→ Texte choisi:
════════════════════

2022 : la gauche sera rassemblée ou ne sera pas

lundi 19 octobre 2020.
 

Ils le disent tous, dans tous les partis, toutes les assemblées, tous les plateaux de télévision, avant chaque élection : la gauche sera rassemblée ou ne sera pas. Le dire, c’est bien, mais le faire, c’est une autre paire de manches !

En l’espace de quelques jours, deux pétitions invitent au rassemblement. L’une revendique que l’Île-de-France mérite son « printemps » aux régionales de mars prochain – en référence à la victoire du printemps marseillais, coalition de gauche, des écologistes et de la société civile à Marseille. L’autre en appelle à une candidature unique de toute la gauche à la présidentielle de 2022. Tout le monde à gauche et chez les écologistes n’ont que ce mot à la bouche : rassemblement. Des semaines, des mois, des années que tout le monde le jure : plus-rassembleur-que-moi-tu-meurs. Tout le monde est d’accord pour dire que personne n’est en capacité de gagner seul. D’où la nécessaire unité. Certains voudraient même créer une « maison commune », c’est le cas des écologistes, quand d’autres à La France insoumise créeraient une « fédération populaire ». Un appel pour une fédération populaire en Ile-de-France vient même d’être lancée. Pourtant, élection après élection, du scrutin européen en passant par les municipales aux législatives partielles ou aux sénatoriales, la gauche part en ordre dispersé, à quelques exceptions près. Pourquoi, alors ce discours permanent sur l’union, le rassemblement ?

Sans doute parce que ce discours est attendu. Parce que la colère face au quinquennat que nous subissons chaque jour toujours plus – plus liberticide, plus autoritaire, plus conservateur et plus libéral encore que les quinquennats de Sarkozy et Hollande réunis – nécessite une riposte politique qui, à défaut de se faire dans la rue en ces temps-ci de crise sanitaire, doit s’imposer dans les urnes. Sans doute aussi que notre pensée arithmétique nous conduit à la conclusion que l’addition des intentions de vote d’une offre pléthorique de candidats de gauche sur la ligne de départ – qu’il s’agisse des élections régionales ou de la présidentielle – offriraient (enfin) de belles perspectives électorales. Et peut-être in fine de déjouer le duel Le Pen-Macron. Tout le monde, à gauche, en rêve. Le sondage du JDD de la semaine dernière nous livre ainsi quelques enseignements... qui font froid dans le dos. Certes un sondage à deux ans d’une échéance est critiquable. Et peut-être même contestable sur le plan démocratique. Certes on a vu passer et repasser les sondages de 2015 qui donnaient Juppé vainqueur pour l’élection de 2017. Certes, mais quand même…

La gauche et les écologistes, lorsqu’ils partent en solo avec cinq, voire six candidats pèsent globalement un peu moins de 30%. Première douche froide. Quand un candidat de rassemblement de toute la gauche et des écologistes est testé, il ne pèse plus que 13% (hypothèses Jadot ou Hidalgo) et 15% (hypothèse Mélenchon).

════════════════════

→ Bloc de données:
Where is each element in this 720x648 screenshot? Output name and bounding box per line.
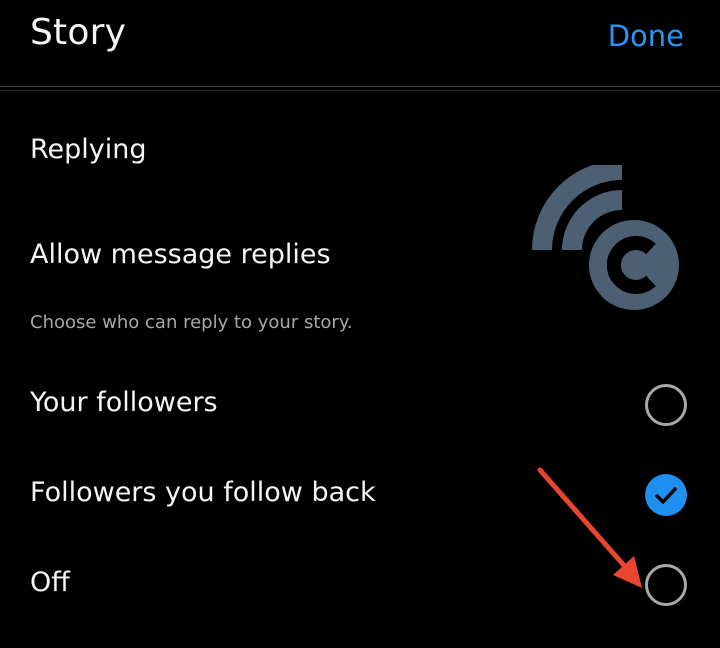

════════════════════

→ Consigne écrite: Condensez en quelques phrases le paragraphe du texte sur l'union de la gauche qui commence par « En l'espace de quelques jours ». Gardez-en les faits principaux.

→ Réponse écrite: Deux pétitions récentes appellent au rassemblement. La première demande un « printemps » pour l'Île-de-France aux régionales de mars, sur le modèle de la coalition victorieuse à Marseille. La seconde réclame une candidature unique de toute la gauche à la présidentielle de 2022. À gauche comme chez les écologistes, tous parlent de rassemblement et admettent que personne ne peut gagner seul. Les écologistes veulent créer une « maison commune » et certains à La France insoumise une « fédération populaire ». Un appel pour une telle fédération vient d'ailleurs d'être lancé en Île-de-France. Pourtant, aux européennes, aux municipales, aux législatives partielles comme aux sénatoriales, la gauche part presque toujours divisée. D'où la question du pourquoi de ce discours permanent sur l'union.